▶ [Materials provided]:

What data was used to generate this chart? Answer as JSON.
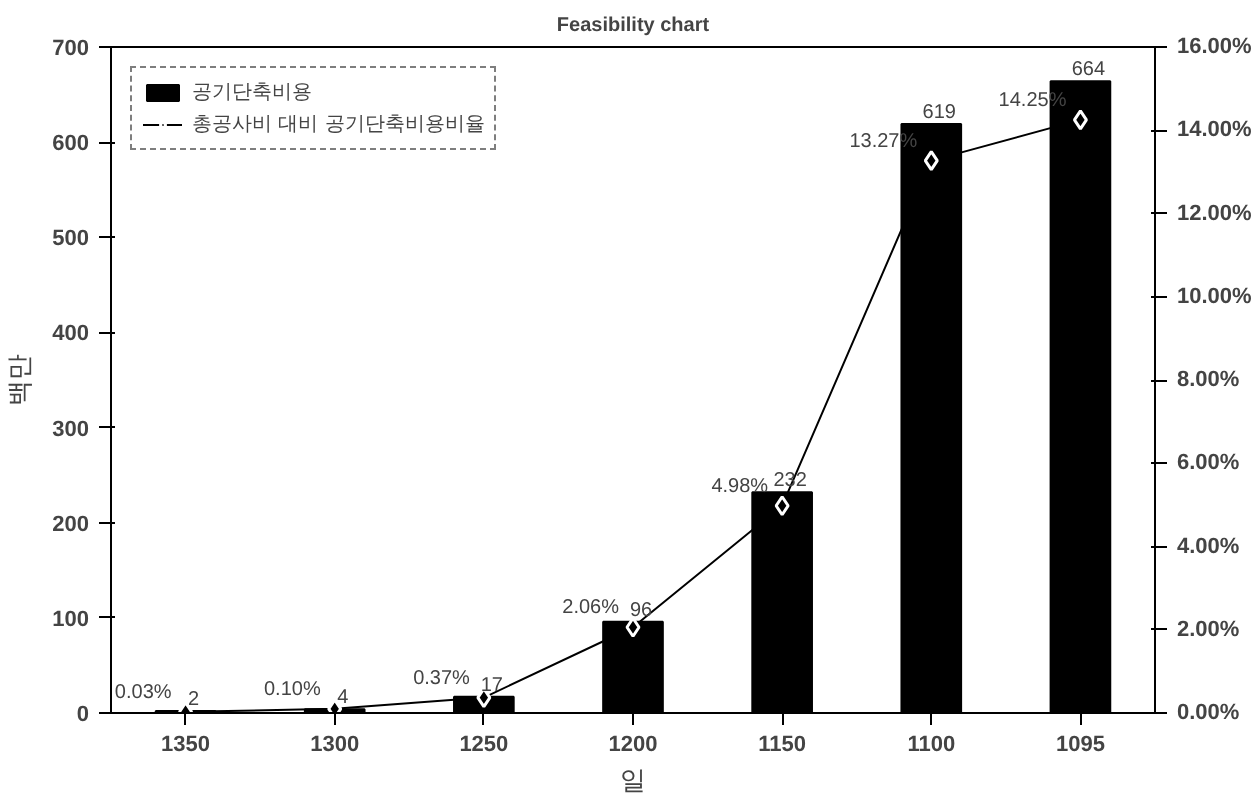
{
  "chart_data": {
    "type": "bar",
    "title": "Feasibility chart",
    "xlabel": "일",
    "ylabel": "백만",
    "categories": [
      "1350",
      "1300",
      "1250",
      "1200",
      "1150",
      "1100",
      "1095"
    ],
    "series": [
      {
        "name": "공기단축비용",
        "color": "#000000",
        "values": [
          2,
          4,
          17,
          96,
          232,
          619,
          664
        ]
      },
      {
        "name": "총공사비 대비 공기단축비용비율",
        "type": "line",
        "axis": "y2",
        "color": "#000000",
        "marker": "diamond",
        "values": [
          0.03,
          0.1,
          0.37,
          2.06,
          4.98,
          13.27,
          14.25
        ],
        "value_labels": [
          "0.03%",
          "0.10%",
          "0.37%",
          "2.06%",
          "4.98%",
          "13.27%",
          "14.25%"
        ]
      }
    ],
    "ylim": [
      0,
      700
    ],
    "yticks": [
      0,
      100,
      200,
      300,
      400,
      500,
      600,
      700
    ],
    "y2lim": [
      0,
      16
    ],
    "y2ticks": [
      {
        "value": 0,
        "label": "0.00%"
      },
      {
        "value": 2,
        "label": "2.00%"
      },
      {
        "value": 4,
        "label": "4.00%"
      },
      {
        "value": 6,
        "label": "6.00%"
      },
      {
        "value": 8,
        "label": "8.00%"
      },
      {
        "value": 10,
        "label": "10.00%"
      },
      {
        "value": 12,
        "label": "12.00%"
      },
      {
        "value": 14,
        "label": "14.00%"
      },
      {
        "value": 16,
        "label": "16.00%"
      }
    ],
    "data_labels": true,
    "grid": false,
    "legend": "top left"
  }
}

▶ [Task instructions]:
Each record above should come back exactly the same, only without its pictures.

▶ [Final answer]:
What data was used to generate this chart? Answer as JSON.
{
  "chart_data": {
    "type": "bar",
    "title": "Feasibility chart",
    "xlabel": "일",
    "ylabel": "백만",
    "categories": [
      "1350",
      "1300",
      "1250",
      "1200",
      "1150",
      "1100",
      "1095"
    ],
    "series": [
      {
        "name": "공기단축비용",
        "color": "#000000",
        "values": [
          2,
          4,
          17,
          96,
          232,
          619,
          664
        ]
      },
      {
        "name": "총공사비 대비 공기단축비용비율",
        "type": "line",
        "axis": "y2",
        "color": "#000000",
        "marker": "diamond",
        "values": [
          0.03,
          0.1,
          0.37,
          2.06,
          4.98,
          13.27,
          14.25
        ],
        "value_labels": [
          "0.03%",
          "0.10%",
          "0.37%",
          "2.06%",
          "4.98%",
          "13.27%",
          "14.25%"
        ]
      }
    ],
    "ylim": [
      0,
      700
    ],
    "yticks": [
      0,
      100,
      200,
      300,
      400,
      500,
      600,
      700
    ],
    "y2lim": [
      0,
      16
    ],
    "y2ticks": [
      {
        "value": 0,
        "label": "0.00%"
      },
      {
        "value": 2,
        "label": "2.00%"
      },
      {
        "value": 4,
        "label": "4.00%"
      },
      {
        "value": 6,
        "label": "6.00%"
      },
      {
        "value": 8,
        "label": "8.00%"
      },
      {
        "value": 10,
        "label": "10.00%"
      },
      {
        "value": 12,
        "label": "12.00%"
      },
      {
        "value": 14,
        "label": "14.00%"
      },
      {
        "value": 16,
        "label": "16.00%"
      }
    ],
    "data_labels": true,
    "grid": false,
    "legend": "top left"
  }
}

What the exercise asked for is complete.